__THE EXERCISE__. Write out every entry, unchanged. Skip any picture.

__DATA SHOWN__.
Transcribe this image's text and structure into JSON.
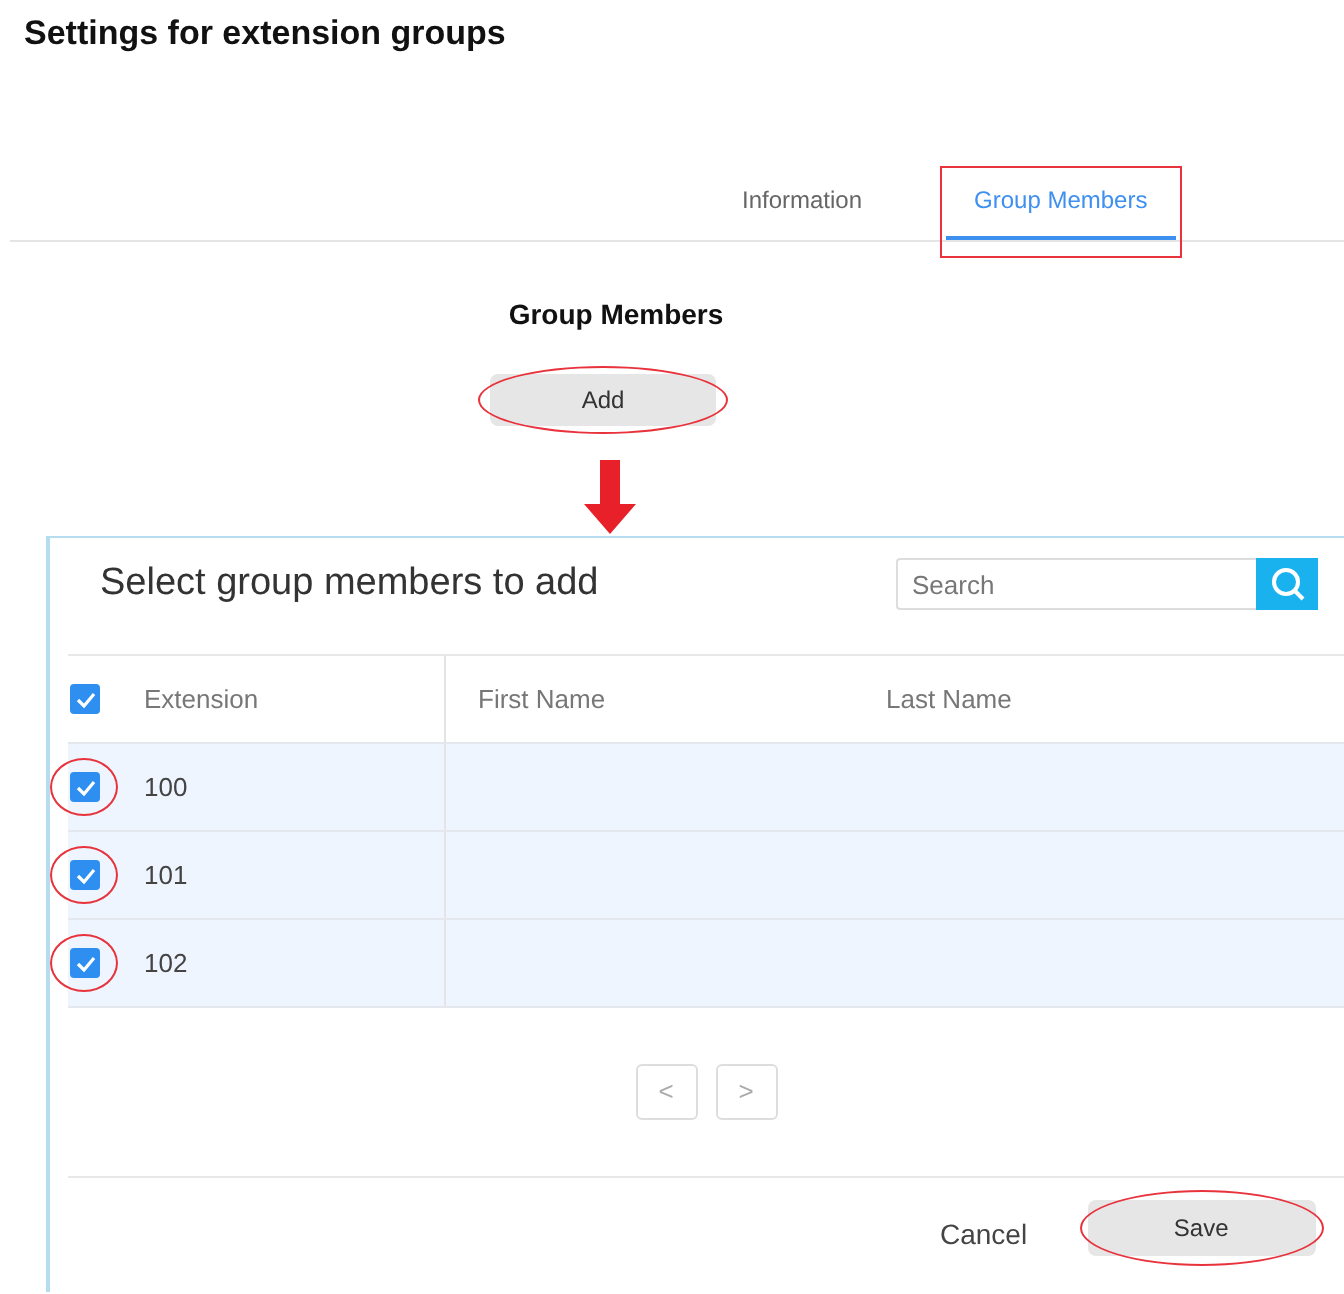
{
  "page": {
    "title": "Settings for extension groups"
  },
  "tabs": [
    {
      "label": "Information",
      "selected": false,
      "highlighted": false
    },
    {
      "label": "Group Members",
      "selected": true,
      "highlighted": true
    }
  ],
  "section": {
    "heading": "Group Members",
    "add_button": {
      "label": "Add",
      "highlighted": true
    }
  },
  "dialog": {
    "title": "Select group members to add",
    "search": {
      "placeholder": "Search"
    },
    "select_all_checked": true,
    "columns": [
      "Extension",
      "First Name",
      "Last Name"
    ],
    "rows": [
      {
        "extension": "100",
        "checked": true,
        "highlighted": true
      },
      {
        "extension": "101",
        "checked": true,
        "highlighted": true
      },
      {
        "extension": "102",
        "checked": true,
        "highlighted": true
      }
    ],
    "pagination": [
      "<",
      ">"
    ],
    "buttons": [
      {
        "label": "Cancel",
        "kind": "link",
        "highlighted": false
      },
      {
        "label": "Save",
        "kind": "default",
        "highlighted": true
      }
    ]
  }
}
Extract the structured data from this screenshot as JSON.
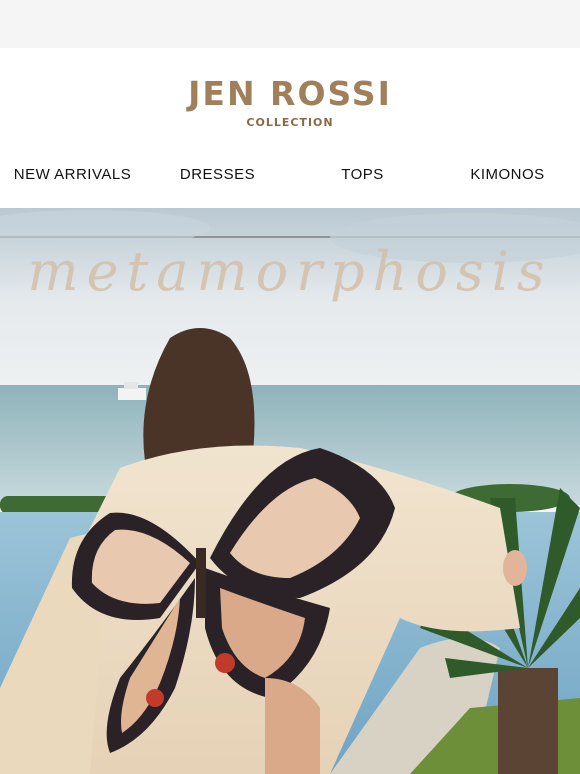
{
  "brand": {
    "name": "JEN ROSSI",
    "subtitle": "COLLECTION",
    "color": "#a0805a"
  },
  "nav": {
    "items": [
      {
        "label": "NEW ARRIVALS"
      },
      {
        "label": "DRESSES"
      },
      {
        "label": "TOPS"
      },
      {
        "label": "KIMONOS"
      }
    ]
  },
  "hero": {
    "title": "metamorphosis",
    "image_description": "hero-photo-woman-in-butterfly-kimono-by-ocean",
    "colors": {
      "sky": "#dfe6ea",
      "sea": "#a9c4c9",
      "kimono": "#efe0c8",
      "wing_dark": "#2a2226",
      "wing_light": "#e8c9b0",
      "wing_accent": "#c23a2a",
      "palm": "#2f5a2a"
    }
  }
}
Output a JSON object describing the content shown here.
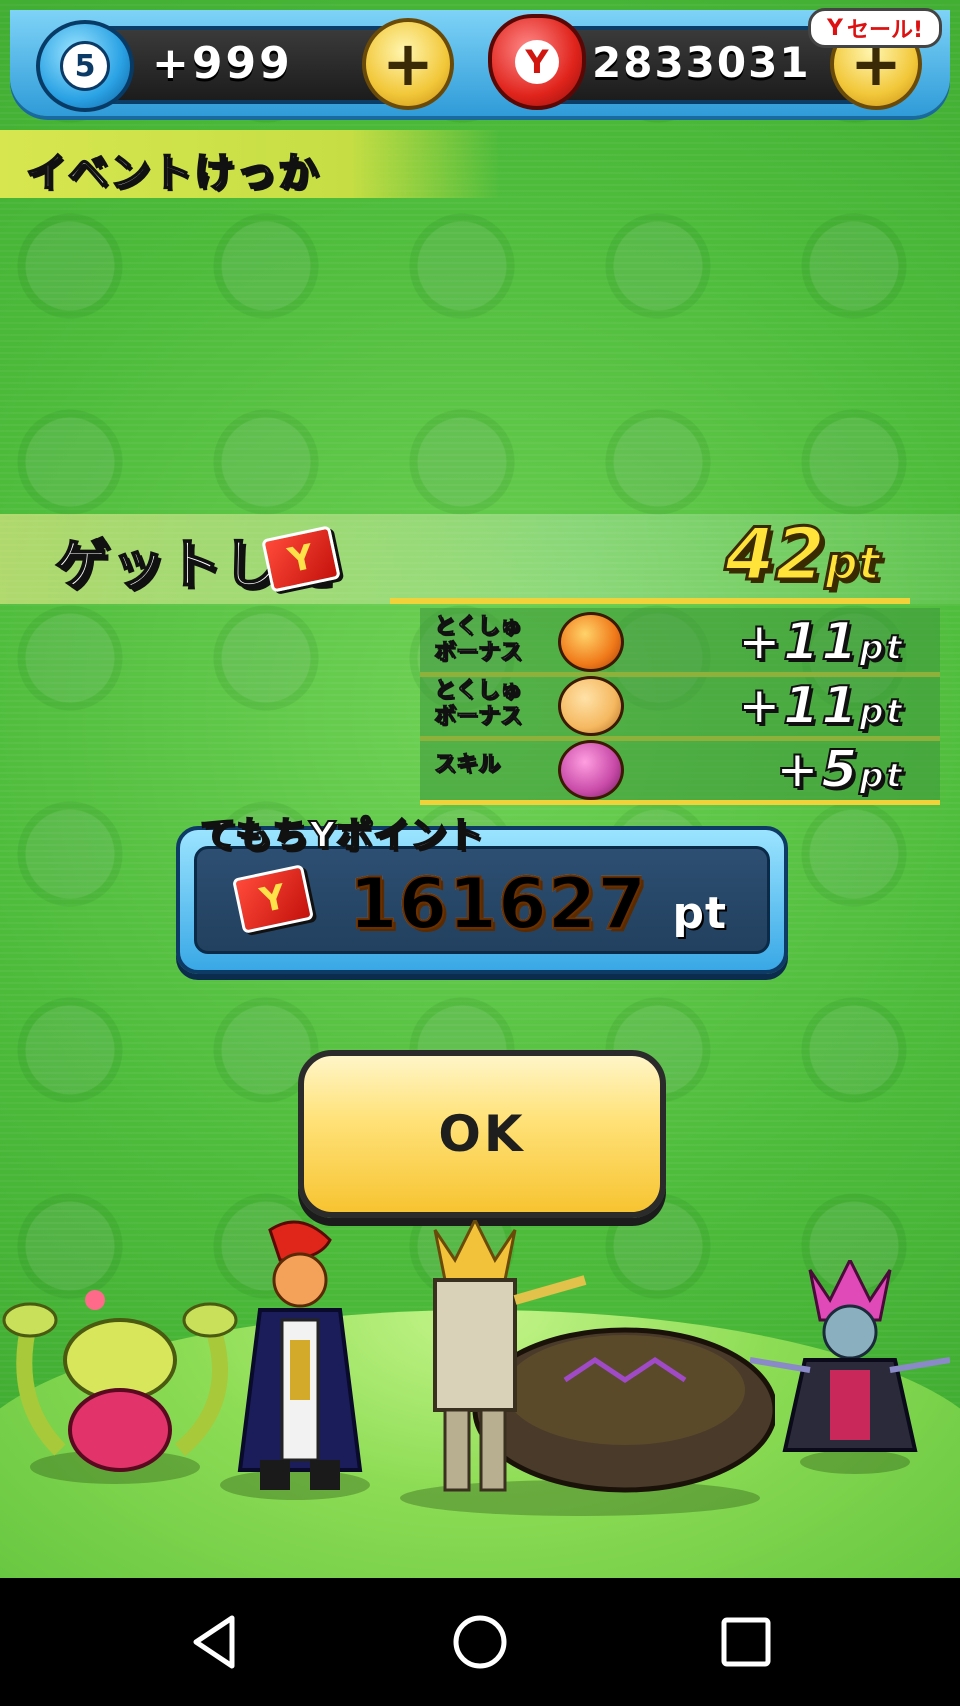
{
  "header": {
    "stamina_level": "5",
    "stamina_count": "+999",
    "money": "2833031",
    "sale_badge": "セール!",
    "sale_badge_icon": "Y"
  },
  "section": {
    "title": "イベントけっか"
  },
  "result": {
    "label": "ゲットした",
    "card_icon": "Y",
    "total_value": "42",
    "total_unit": "pt",
    "bonuses": [
      {
        "label_line1": "とくしゅ",
        "label_line2": "ボーナス",
        "value": "+11",
        "unit": "pt",
        "face_color": "#f07a1a"
      },
      {
        "label_line1": "とくしゅ",
        "label_line2": "ボーナス",
        "value": "+11",
        "unit": "pt",
        "face_color": "#f5b860"
      },
      {
        "label_line1": "スキル",
        "label_line2": "",
        "value": "+5",
        "unit": "pt",
        "face_color": "#c84aa8"
      }
    ]
  },
  "points": {
    "title": "てもちYポイント",
    "card_icon": "Y",
    "value": "161627",
    "unit": "pt"
  },
  "ok_button": {
    "label": "OK"
  },
  "colors": {
    "background_green": "#4cbb3a",
    "header_blue": "#2f9bd8",
    "gold": "#f2d23a",
    "ok_yellow": "#ffe27a"
  }
}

__RIGHT ANSWER__.
Transcribe this image's text and structure into JSON.
{
  "page": {
    "title": "Settings for extension groups"
  },
  "tabs": [
    {
      "label": "Information",
      "selected": false,
      "highlighted": false
    },
    {
      "label": "Group Members",
      "selected": true,
      "highlighted": true
    }
  ],
  "section": {
    "heading": "Group Members",
    "add_button": {
      "label": "Add",
      "highlighted": true
    }
  },
  "dialog": {
    "title": "Select group members to add",
    "search": {
      "placeholder": "Search"
    },
    "select_all_checked": true,
    "columns": [
      "Extension",
      "First Name",
      "Last Name"
    ],
    "rows": [
      {
        "extension": "100",
        "checked": true,
        "highlighted": true
      },
      {
        "extension": "101",
        "checked": true,
        "highlighted": true
      },
      {
        "extension": "102",
        "checked": true,
        "highlighted": true
      }
    ],
    "pagination": [
      "<",
      ">"
    ],
    "buttons": [
      {
        "label": "Cancel",
        "kind": "link",
        "highlighted": false
      },
      {
        "label": "Save",
        "kind": "default",
        "highlighted": true
      }
    ]
  }
}
Extract the structured data from this screenshot as JSON.
{
  "brand": {
    "name": "JEN ROSSI",
    "subtitle": "COLLECTION",
    "color": "#a0805a"
  },
  "nav": {
    "items": [
      {
        "label": "NEW ARRIVALS"
      },
      {
        "label": "DRESSES"
      },
      {
        "label": "TOPS"
      },
      {
        "label": "KIMONOS"
      }
    ]
  },
  "hero": {
    "title": "metamorphosis",
    "image_description": "hero-photo-woman-in-butterfly-kimono-by-ocean",
    "colors": {
      "sky": "#dfe6ea",
      "sea": "#a9c4c9",
      "kimono": "#efe0c8",
      "wing_dark": "#2a2226",
      "wing_light": "#e8c9b0",
      "wing_accent": "#c23a2a",
      "palm": "#2f5a2a"
    }
  }
}
Output a JSON object describing the content shown here.
{
  "header": {
    "stamina_level": "5",
    "stamina_count": "+999",
    "money": "2833031",
    "sale_badge": "セール!",
    "sale_badge_icon": "Y"
  },
  "section": {
    "title": "イベントけっか"
  },
  "result": {
    "label": "ゲットした",
    "card_icon": "Y",
    "total_value": "42",
    "total_unit": "pt",
    "bonuses": [
      {
        "label_line1": "とくしゅ",
        "label_line2": "ボーナス",
        "value": "+11",
        "unit": "pt",
        "face_color": "#f07a1a"
      },
      {
        "label_line1": "とくしゅ",
        "label_line2": "ボーナス",
        "value": "+11",
        "unit": "pt",
        "face_color": "#f5b860"
      },
      {
        "label_line1": "スキル",
        "label_line2": "",
        "value": "+5",
        "unit": "pt",
        "face_color": "#c84aa8"
      }
    ]
  },
  "points": {
    "title": "てもちYポイント",
    "card_icon": "Y",
    "value": "161627",
    "unit": "pt"
  },
  "ok_button": {
    "label": "OK"
  },
  "colors": {
    "background_green": "#4cbb3a",
    "header_blue": "#2f9bd8",
    "gold": "#f2d23a",
    "ok_yellow": "#ffe27a"
  }
}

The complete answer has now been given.